## Task details
Please reproduce every record, keeping each one exactly as written.

───── Items ─────

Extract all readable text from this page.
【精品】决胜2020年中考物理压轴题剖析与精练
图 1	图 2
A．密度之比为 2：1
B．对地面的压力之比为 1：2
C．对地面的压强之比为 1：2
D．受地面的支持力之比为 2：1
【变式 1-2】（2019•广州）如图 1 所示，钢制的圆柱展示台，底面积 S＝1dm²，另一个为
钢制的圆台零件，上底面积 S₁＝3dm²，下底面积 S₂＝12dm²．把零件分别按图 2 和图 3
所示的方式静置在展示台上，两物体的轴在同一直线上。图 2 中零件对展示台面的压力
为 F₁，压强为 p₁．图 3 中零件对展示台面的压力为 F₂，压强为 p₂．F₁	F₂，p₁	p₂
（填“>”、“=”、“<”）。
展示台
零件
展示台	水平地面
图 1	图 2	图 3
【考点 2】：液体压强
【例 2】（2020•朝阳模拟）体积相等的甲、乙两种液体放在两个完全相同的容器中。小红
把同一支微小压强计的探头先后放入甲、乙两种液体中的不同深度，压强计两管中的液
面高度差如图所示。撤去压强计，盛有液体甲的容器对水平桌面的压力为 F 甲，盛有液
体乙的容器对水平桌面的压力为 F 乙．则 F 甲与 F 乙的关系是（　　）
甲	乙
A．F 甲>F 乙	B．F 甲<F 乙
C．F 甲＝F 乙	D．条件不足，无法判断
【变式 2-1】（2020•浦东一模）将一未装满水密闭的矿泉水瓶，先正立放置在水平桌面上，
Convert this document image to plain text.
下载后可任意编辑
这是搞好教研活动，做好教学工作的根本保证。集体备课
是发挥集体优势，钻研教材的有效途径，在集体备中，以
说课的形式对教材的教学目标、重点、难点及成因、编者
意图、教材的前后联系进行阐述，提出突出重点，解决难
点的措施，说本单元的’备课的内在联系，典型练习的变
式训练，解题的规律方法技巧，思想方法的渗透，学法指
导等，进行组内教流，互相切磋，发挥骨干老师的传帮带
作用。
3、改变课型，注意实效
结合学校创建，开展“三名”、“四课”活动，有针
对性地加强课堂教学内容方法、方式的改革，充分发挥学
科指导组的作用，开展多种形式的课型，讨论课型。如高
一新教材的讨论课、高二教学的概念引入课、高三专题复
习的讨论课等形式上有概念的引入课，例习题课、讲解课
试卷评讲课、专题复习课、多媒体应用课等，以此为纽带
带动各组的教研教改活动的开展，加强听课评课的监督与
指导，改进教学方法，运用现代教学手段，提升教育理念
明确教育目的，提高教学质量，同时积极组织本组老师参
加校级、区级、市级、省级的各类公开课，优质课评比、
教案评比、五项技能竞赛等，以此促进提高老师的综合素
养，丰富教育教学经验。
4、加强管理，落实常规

─────

## Reply
Extract all readable text from this page.
【精品】决胜2020年中考物理压轴题剖析与精练
图 1	图 2
A．密度之比为 2：1
B．对地面的压力之比为 1：2
C．对地面的压强之比为 1：2
D．受地面的支持力之比为 2：1
【变式 1-2】（2019•广州）如图 1 所示，钢制的圆柱展示台，底面积 S＝1dm²，另一个为
钢制的圆台零件，上底面积 S₁＝3dm²，下底面积 S₂＝12dm²．把零件分别按图 2 和图 3
所示的方式静置在展示台上，两物体的轴在同一直线上。图 2 中零件对展示台面的压力
为 F₁，压强为 p₁．图 3 中零件对展示台面的压力为 F₂，压强为 p₂．F₁	F₂，p₁	p₂
（填“>”、“=”、“<”）。
展示台
零件
展示台	水平地面
图 1	图 2	图 3
【考点 2】：液体压强
【例 2】（2020•朝阳模拟）体积相等的甲、乙两种液体放在两个完全相同的容器中。小红
把同一支微小压强计的探头先后放入甲、乙两种液体中的不同深度，压强计两管中的液
面高度差如图所示。撤去压强计，盛有液体甲的容器对水平桌面的压力为 F 甲，盛有液
体乙的容器对水平桌面的压力为 F 乙．则 F 甲与 F 乙的关系是（　　）
甲	乙
A．F 甲>F 乙	B．F 甲<F 乙
C．F 甲＝F 乙	D．条件不足，无法判断
【变式 2-1】（2020•浦东一模）将一未装满水密闭的矿泉水瓶，先正立放置在水平桌面上，
Convert this document image to plain text.
下载后可任意编辑
这是搞好教研活动，做好教学工作的根本保证。集体备课
是发挥集体优势，钻研教材的有效途径，在集体备中，以
说课的形式对教材的教学目标、重点、难点及成因、编者
意图、教材的前后联系进行阐述，提出突出重点，解决难
点的措施，说本单元的’备课的内在联系，典型练习的变
式训练，解题的规律方法技巧，思想方法的渗透，学法指
导等，进行组内教流，互相切磋，发挥骨干老师的传帮带
作用。
3、改变课型，注意实效
结合学校创建，开展“三名”、“四课”活动，有针
对性地加强课堂教学内容方法、方式的改革，充分发挥学
科指导组的作用，开展多种形式的课型，讨论课型。如高
一新教材的讨论课、高二教学的概念引入课、高三专题复
习的讨论课等形式上有概念的引入课，例习题课、讲解课
试卷评讲课、专题复习课、多媒体应用课等，以此为纽带
带动各组的教研教改活动的开展，加强听课评课的监督与
指导，改进教学方法，运用现代教学手段，提升教育理念
明确教育目的，提高教学质量，同时积极组织本组老师参
加校级、区级、市级、省级的各类公开课，优质课评比、
教案评比、五项技能竞赛等，以此促进提高老师的综合素
养，丰富教育教学经验。
4、加强管理，落实常规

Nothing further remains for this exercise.